>> Start
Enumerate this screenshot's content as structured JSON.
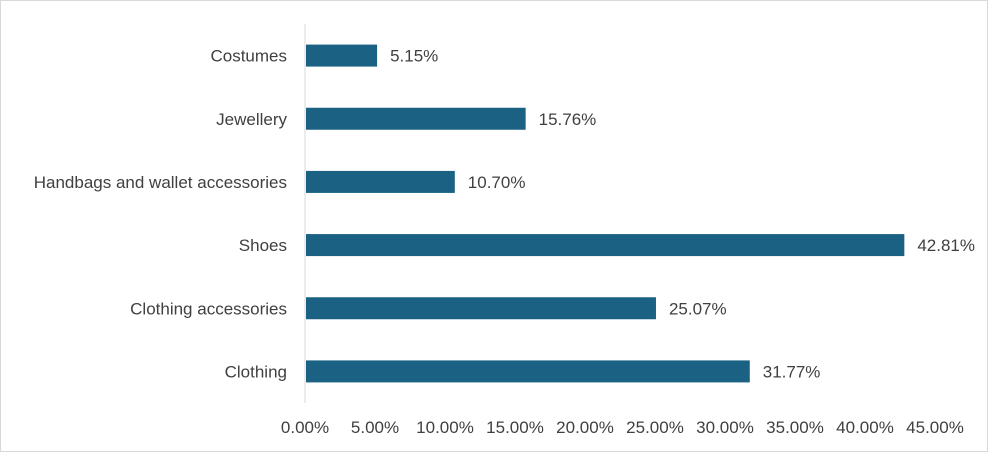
{
  "chart_data": {
    "type": "bar",
    "orientation": "horizontal",
    "categories": [
      "Costumes",
      "Jewellery",
      "Handbags and wallet accessories",
      "Shoes",
      "Clothing accessories",
      "Clothing"
    ],
    "values": [
      5.15,
      15.76,
      10.7,
      42.81,
      25.07,
      31.77
    ],
    "value_labels": [
      "5.15%",
      "15.76%",
      "10.70%",
      "42.81%",
      "25.07%",
      "31.77%"
    ],
    "x_ticks": [
      "0.00%",
      "5.00%",
      "10.00%",
      "15.00%",
      "20.00%",
      "25.00%",
      "30.00%",
      "35.00%",
      "40.00%",
      "45.00%"
    ],
    "xlim": [
      0,
      45
    ],
    "bar_color": "#1a6184",
    "grid": false,
    "legend": "none"
  }
}
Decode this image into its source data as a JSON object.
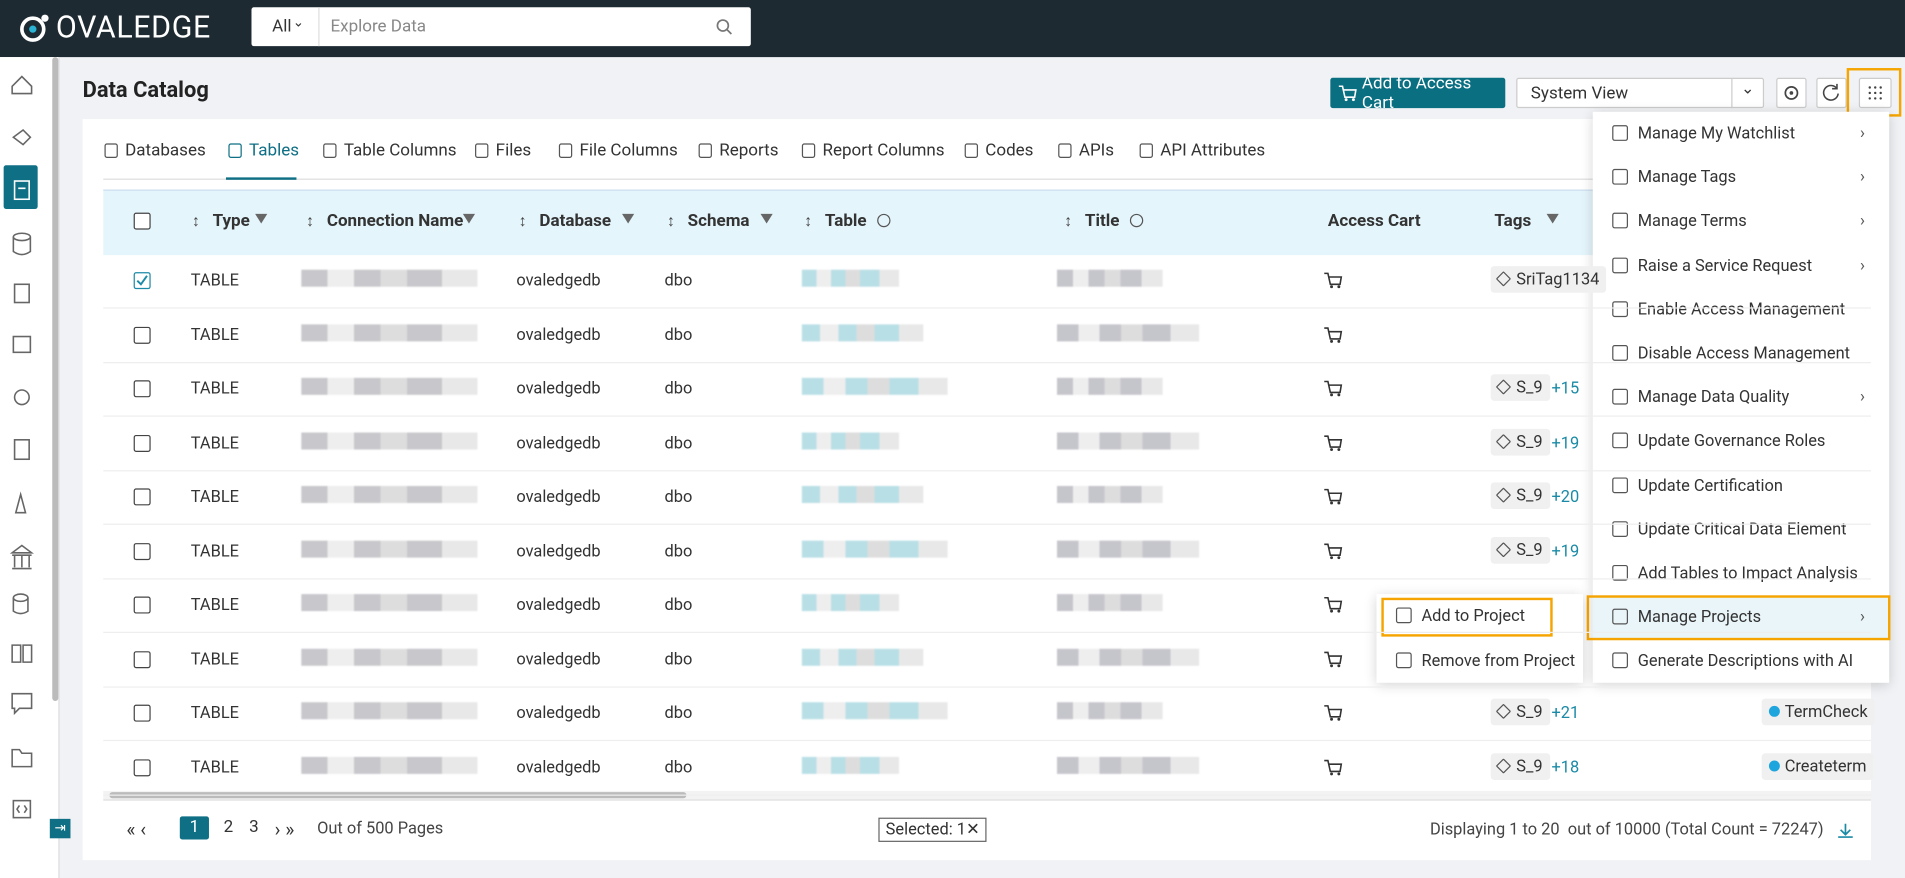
{
  "header": {
    "logo": "OVALEDGE",
    "search_scope": "All",
    "search_placeholder": "Explore Data"
  },
  "page": {
    "title": "Data Catalog",
    "add_to_access_cart": "Add to Access Cart",
    "view": "System View"
  },
  "tabs": [
    "Databases",
    "Tables",
    "Table Columns",
    "Files",
    "File Columns",
    "Reports",
    "Report Columns",
    "Codes",
    "APIs",
    "API Attributes"
  ],
  "columns": [
    "Type",
    "Connection Name",
    "Database",
    "Schema",
    "Table",
    "Title",
    "Access Cart",
    "Tags"
  ],
  "rows": [
    {
      "checked": true,
      "type": "TABLE",
      "database": "ovaledgedb",
      "schema": "dbo",
      "tag": "SriTag1134"
    },
    {
      "checked": false,
      "type": "TABLE",
      "database": "ovaledgedb",
      "schema": "dbo"
    },
    {
      "checked": false,
      "type": "TABLE",
      "database": "ovaledgedb",
      "schema": "dbo",
      "tag": "S_9",
      "tag_more": "+15"
    },
    {
      "checked": false,
      "type": "TABLE",
      "database": "ovaledgedb",
      "schema": "dbo",
      "tag": "S_9",
      "tag_more": "+19"
    },
    {
      "checked": false,
      "type": "TABLE",
      "database": "ovaledgedb",
      "schema": "dbo",
      "tag": "S_9",
      "tag_more": "+20"
    },
    {
      "checked": false,
      "type": "TABLE",
      "database": "ovaledgedb",
      "schema": "dbo",
      "tag": "S_9",
      "tag_more": "+19"
    },
    {
      "checked": false,
      "type": "TABLE",
      "database": "ovaledgedb",
      "schema": "dbo"
    },
    {
      "checked": false,
      "type": "TABLE",
      "database": "ovaledgedb",
      "schema": "dbo"
    },
    {
      "checked": false,
      "type": "TABLE",
      "database": "ovaledgedb",
      "schema": "dbo",
      "tag": "S_9",
      "tag_more": "+21",
      "term": "TermCheck"
    },
    {
      "checked": false,
      "type": "TABLE",
      "database": "ovaledgedb",
      "schema": "dbo",
      "tag": "S_9",
      "tag_more": "+18",
      "term": "Createterm"
    }
  ],
  "menu": [
    {
      "label": "Manage My Watchlist",
      "submenu": true
    },
    {
      "label": "Manage Tags",
      "submenu": true
    },
    {
      "label": "Manage Terms",
      "submenu": true
    },
    {
      "label": "Raise a Service Request",
      "submenu": true
    },
    {
      "label": "Enable Access Management",
      "submenu": false
    },
    {
      "label": "Disable Access Management",
      "submenu": false
    },
    {
      "label": "Manage Data Quality",
      "submenu": true
    },
    {
      "label": "Update Governance Roles",
      "submenu": false
    },
    {
      "label": "Update Certification",
      "submenu": false
    },
    {
      "label": "Update Critical Data Element",
      "submenu": false
    },
    {
      "label": "Add Tables to Impact Analysis",
      "submenu": false
    },
    {
      "label": "Manage Projects",
      "submenu": true,
      "active": true
    },
    {
      "label": "Generate Descriptions with AI",
      "submenu": false
    }
  ],
  "submenu": [
    "Add to Project",
    "Remove from Project"
  ],
  "footer": {
    "pages": [
      "1",
      "2",
      "3"
    ],
    "page_count": "Out of 500 Pages",
    "selected": "Selected: 1",
    "summary": "Displaying 1 to 20  out of 10000 (Total Count = 72247)"
  }
}
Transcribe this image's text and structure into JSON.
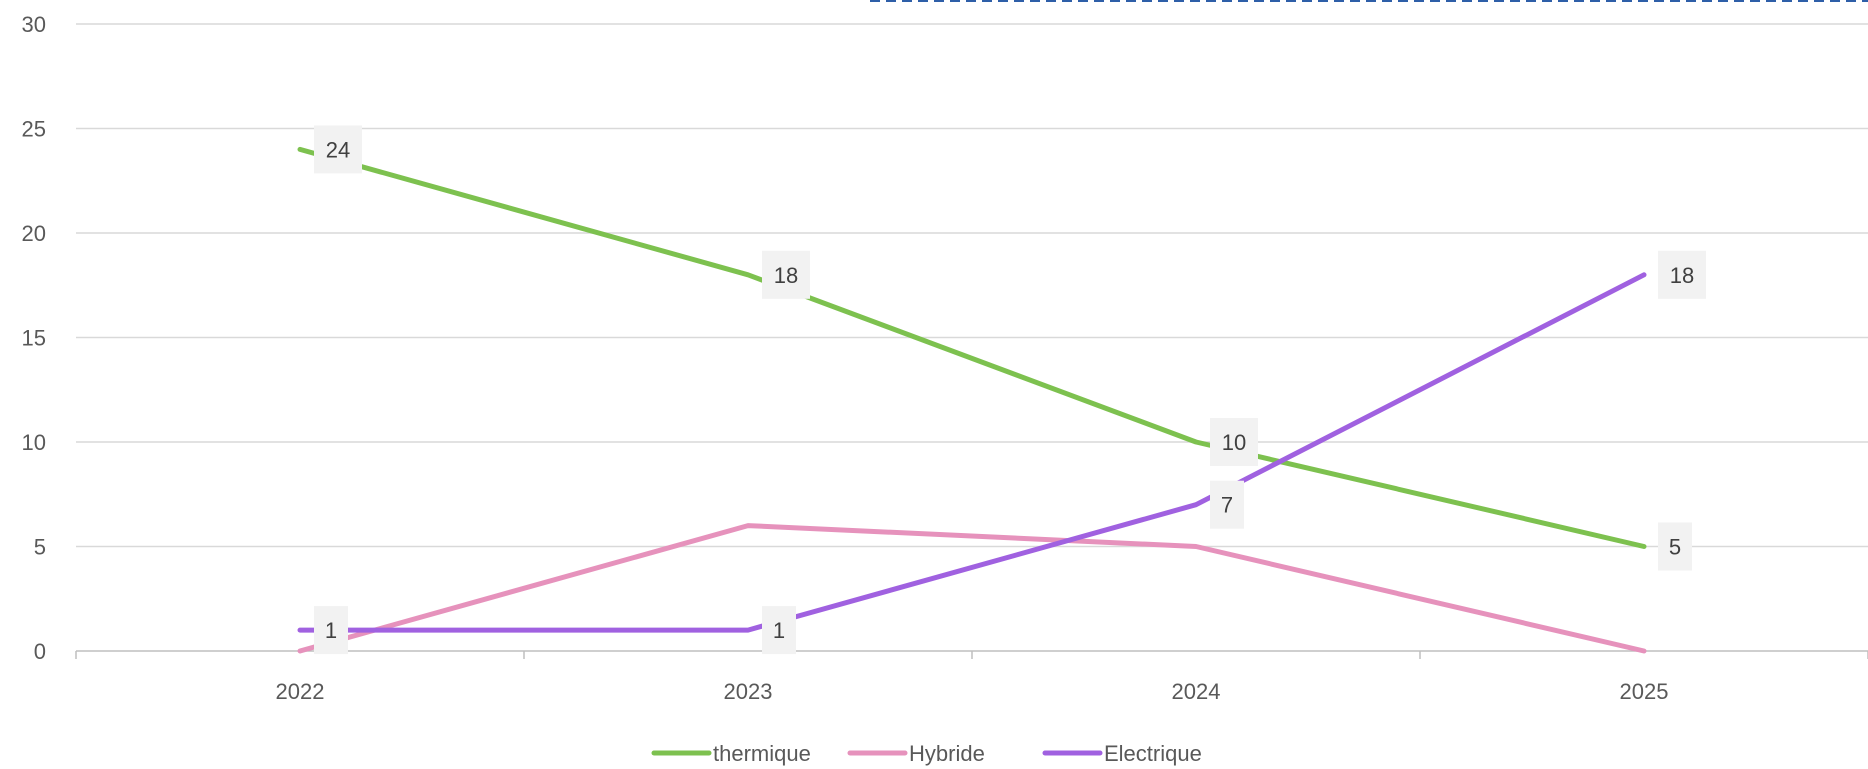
{
  "chart_data": {
    "type": "line",
    "title": "",
    "xlabel": "",
    "ylabel": "",
    "categories": [
      "2022",
      "2023",
      "2024",
      "2025"
    ],
    "ylim": [
      0,
      30
    ],
    "yticks": [
      0,
      5,
      10,
      15,
      20,
      25,
      30
    ],
    "grid": true,
    "legend_position": "bottom",
    "series": [
      {
        "name": "thermique",
        "color": "#7dc14f",
        "values": [
          24,
          18,
          10,
          5
        ],
        "labels": [
          "24",
          "18",
          "10",
          "5"
        ]
      },
      {
        "name": "Hybride",
        "color": "#e692bc",
        "values": [
          0,
          6,
          5,
          0
        ],
        "labels": []
      },
      {
        "name": "Electrique",
        "color": "#a061e0",
        "values": [
          1,
          1,
          7,
          18
        ],
        "labels": [
          "1",
          "1",
          "7",
          "18"
        ]
      }
    ]
  }
}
>> End
» **Work to complete**:
Collect the lines that hold "this".

» **Written answer**:
Enumerate this screenshot's content as structured JSON.
Decode this image into its source data as a JSON object.
Transcribe this image's text and structure into JSON.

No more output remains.